**Problem:**
Locate the word "type" in the entries below, then gather every line that holds it.

[Dataset records]
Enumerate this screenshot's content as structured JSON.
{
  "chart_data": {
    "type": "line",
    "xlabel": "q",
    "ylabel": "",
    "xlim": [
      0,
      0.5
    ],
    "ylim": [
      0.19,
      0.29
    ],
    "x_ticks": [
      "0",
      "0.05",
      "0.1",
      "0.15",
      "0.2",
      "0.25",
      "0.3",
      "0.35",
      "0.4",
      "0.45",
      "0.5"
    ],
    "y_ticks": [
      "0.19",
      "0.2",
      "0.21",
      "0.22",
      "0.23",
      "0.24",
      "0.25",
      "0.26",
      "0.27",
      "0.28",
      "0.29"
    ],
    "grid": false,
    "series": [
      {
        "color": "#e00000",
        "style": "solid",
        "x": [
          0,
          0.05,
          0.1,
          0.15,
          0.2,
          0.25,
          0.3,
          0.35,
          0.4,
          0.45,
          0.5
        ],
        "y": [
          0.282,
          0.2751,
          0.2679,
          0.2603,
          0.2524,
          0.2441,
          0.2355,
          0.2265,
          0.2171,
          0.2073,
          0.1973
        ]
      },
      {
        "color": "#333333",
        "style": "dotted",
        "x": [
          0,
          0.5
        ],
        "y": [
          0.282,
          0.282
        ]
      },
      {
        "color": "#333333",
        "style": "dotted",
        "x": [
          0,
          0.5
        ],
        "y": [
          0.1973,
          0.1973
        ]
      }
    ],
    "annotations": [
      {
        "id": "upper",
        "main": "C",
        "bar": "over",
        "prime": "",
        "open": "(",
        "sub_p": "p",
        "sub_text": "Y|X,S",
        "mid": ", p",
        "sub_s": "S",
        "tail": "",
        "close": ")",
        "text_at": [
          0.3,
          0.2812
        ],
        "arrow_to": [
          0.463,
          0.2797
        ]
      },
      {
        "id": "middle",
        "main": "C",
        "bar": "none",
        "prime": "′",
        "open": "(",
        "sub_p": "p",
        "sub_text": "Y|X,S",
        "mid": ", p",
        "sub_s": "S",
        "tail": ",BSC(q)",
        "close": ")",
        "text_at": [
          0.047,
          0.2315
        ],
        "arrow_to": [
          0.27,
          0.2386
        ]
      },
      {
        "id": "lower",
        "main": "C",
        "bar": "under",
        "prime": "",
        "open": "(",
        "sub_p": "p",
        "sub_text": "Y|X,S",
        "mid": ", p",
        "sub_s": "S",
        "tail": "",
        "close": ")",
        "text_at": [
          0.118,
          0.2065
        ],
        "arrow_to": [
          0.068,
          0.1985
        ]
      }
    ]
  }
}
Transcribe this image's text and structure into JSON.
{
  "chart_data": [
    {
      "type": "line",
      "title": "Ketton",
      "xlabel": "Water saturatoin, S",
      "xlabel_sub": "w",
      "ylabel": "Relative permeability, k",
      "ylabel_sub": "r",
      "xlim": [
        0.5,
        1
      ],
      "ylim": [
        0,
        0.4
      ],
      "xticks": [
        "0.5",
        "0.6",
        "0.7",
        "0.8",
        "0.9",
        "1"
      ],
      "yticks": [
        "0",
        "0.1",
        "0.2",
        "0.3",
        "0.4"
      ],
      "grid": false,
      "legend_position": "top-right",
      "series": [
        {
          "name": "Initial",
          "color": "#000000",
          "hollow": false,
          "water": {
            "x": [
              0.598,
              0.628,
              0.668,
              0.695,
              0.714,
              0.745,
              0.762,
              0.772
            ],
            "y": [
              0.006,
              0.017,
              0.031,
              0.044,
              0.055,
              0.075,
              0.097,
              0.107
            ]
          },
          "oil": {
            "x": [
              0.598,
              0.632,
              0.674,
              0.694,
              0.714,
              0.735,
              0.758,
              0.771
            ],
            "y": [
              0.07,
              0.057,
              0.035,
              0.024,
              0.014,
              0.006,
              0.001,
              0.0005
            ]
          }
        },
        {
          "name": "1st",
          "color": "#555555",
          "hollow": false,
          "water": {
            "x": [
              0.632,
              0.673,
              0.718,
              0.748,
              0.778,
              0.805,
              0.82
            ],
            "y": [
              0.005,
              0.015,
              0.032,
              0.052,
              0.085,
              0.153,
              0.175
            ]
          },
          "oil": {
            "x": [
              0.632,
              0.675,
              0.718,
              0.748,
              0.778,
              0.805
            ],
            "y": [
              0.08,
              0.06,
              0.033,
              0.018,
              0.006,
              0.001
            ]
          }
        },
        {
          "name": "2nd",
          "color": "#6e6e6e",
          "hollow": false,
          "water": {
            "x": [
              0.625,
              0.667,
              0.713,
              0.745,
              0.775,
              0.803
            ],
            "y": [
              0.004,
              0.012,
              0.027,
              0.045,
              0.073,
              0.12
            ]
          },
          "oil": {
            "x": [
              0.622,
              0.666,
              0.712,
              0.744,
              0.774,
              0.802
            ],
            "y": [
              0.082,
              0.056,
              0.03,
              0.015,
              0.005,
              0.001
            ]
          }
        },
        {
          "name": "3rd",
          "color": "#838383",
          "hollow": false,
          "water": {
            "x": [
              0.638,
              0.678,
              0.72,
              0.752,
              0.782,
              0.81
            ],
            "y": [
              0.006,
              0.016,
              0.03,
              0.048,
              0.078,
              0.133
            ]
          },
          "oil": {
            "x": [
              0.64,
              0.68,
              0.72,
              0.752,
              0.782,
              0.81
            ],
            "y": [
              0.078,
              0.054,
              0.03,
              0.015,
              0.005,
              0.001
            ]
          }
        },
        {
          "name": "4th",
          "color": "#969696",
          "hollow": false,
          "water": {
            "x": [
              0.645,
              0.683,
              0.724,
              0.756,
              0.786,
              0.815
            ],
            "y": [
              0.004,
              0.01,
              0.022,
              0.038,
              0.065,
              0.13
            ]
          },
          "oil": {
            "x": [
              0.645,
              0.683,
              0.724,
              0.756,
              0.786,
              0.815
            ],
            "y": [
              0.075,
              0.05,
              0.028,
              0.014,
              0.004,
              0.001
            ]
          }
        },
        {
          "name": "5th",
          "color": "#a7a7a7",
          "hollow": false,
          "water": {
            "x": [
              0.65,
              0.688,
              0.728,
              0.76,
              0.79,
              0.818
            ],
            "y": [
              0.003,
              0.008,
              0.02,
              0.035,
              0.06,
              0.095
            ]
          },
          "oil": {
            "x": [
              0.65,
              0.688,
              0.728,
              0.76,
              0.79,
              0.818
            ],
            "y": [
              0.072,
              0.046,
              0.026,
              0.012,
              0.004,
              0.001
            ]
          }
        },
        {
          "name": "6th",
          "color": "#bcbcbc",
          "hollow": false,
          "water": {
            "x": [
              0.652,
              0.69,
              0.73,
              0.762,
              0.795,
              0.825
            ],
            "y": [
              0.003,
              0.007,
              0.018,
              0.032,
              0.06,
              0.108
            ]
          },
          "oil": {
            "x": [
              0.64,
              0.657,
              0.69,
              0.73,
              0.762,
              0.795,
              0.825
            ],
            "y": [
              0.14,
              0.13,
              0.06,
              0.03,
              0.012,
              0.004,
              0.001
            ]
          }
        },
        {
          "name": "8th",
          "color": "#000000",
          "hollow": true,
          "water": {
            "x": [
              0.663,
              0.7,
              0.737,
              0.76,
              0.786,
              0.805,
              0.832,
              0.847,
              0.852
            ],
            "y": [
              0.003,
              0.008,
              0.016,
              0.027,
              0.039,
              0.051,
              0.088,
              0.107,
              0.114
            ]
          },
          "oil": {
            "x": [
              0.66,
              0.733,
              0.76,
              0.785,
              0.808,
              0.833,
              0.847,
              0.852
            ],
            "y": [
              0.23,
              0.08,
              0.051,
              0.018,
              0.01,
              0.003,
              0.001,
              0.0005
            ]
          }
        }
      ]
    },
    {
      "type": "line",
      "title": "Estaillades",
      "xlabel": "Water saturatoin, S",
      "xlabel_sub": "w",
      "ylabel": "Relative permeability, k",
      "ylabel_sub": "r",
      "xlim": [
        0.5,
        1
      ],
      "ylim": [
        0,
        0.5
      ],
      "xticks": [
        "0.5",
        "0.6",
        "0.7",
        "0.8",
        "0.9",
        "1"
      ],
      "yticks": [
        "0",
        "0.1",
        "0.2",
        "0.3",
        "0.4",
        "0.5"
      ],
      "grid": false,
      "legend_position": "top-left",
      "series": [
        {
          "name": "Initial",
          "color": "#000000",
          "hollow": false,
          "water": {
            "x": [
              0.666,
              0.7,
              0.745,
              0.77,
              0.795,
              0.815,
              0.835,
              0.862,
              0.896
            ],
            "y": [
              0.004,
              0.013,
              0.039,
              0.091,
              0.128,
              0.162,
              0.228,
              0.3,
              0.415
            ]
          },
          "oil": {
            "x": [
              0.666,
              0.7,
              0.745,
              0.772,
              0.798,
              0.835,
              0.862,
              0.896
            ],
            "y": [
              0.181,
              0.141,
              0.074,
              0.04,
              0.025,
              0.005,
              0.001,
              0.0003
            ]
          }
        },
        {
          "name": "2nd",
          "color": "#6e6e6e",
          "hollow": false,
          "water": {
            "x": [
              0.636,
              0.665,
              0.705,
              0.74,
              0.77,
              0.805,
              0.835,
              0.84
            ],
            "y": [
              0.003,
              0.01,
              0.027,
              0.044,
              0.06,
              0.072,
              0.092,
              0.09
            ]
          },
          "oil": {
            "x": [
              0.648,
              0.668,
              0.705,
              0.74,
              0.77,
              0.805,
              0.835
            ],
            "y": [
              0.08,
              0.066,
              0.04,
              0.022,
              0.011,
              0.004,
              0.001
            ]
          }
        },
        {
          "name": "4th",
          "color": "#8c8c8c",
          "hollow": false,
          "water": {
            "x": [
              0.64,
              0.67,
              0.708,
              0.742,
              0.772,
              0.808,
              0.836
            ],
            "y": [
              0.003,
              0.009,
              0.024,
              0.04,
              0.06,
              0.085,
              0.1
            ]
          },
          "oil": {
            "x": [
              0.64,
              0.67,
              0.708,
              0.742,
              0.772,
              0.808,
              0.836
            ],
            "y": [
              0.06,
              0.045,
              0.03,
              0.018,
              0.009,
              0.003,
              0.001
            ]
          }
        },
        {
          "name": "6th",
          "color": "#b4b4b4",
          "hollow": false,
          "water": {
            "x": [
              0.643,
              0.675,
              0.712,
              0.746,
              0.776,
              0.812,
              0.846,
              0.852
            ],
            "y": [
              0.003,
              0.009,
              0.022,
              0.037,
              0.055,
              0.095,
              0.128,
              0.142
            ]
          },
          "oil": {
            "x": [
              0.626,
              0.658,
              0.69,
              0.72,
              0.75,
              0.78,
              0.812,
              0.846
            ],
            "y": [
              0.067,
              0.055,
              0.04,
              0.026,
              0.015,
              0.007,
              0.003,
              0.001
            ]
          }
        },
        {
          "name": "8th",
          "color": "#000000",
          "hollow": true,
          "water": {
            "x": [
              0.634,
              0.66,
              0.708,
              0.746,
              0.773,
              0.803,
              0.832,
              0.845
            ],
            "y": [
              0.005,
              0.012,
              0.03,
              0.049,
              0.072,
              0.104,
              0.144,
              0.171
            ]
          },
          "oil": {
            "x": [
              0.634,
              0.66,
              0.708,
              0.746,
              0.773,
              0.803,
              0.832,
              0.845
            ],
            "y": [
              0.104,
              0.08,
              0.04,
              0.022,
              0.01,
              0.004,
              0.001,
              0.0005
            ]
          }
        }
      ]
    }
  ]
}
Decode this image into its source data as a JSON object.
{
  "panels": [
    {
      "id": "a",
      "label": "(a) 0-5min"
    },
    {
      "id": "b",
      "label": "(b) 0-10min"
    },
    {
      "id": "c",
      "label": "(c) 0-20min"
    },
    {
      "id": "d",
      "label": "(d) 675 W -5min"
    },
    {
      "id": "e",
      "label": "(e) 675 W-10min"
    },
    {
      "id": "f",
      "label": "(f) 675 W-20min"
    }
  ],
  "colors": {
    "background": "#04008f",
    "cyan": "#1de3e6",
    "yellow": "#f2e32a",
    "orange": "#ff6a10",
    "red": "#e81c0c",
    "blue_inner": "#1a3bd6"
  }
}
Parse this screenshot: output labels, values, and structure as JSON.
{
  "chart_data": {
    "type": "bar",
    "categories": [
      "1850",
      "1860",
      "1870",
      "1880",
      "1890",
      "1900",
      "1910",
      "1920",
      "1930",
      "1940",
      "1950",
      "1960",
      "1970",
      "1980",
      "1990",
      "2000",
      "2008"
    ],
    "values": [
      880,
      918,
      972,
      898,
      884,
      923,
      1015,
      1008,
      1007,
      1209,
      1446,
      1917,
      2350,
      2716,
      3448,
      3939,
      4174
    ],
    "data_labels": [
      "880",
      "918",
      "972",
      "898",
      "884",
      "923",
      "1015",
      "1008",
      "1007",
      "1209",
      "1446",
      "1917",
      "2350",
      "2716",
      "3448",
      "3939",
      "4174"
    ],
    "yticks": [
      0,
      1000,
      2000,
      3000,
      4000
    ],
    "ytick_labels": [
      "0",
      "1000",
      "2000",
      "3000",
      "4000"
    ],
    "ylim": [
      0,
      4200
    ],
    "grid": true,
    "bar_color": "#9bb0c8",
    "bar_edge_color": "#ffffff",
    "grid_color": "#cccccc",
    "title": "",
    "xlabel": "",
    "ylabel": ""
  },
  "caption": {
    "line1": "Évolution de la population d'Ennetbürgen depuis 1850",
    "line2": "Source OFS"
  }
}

**Reply:**
    "type": "line",
      "type": "line",
      "type": "line",
    "type": "bar",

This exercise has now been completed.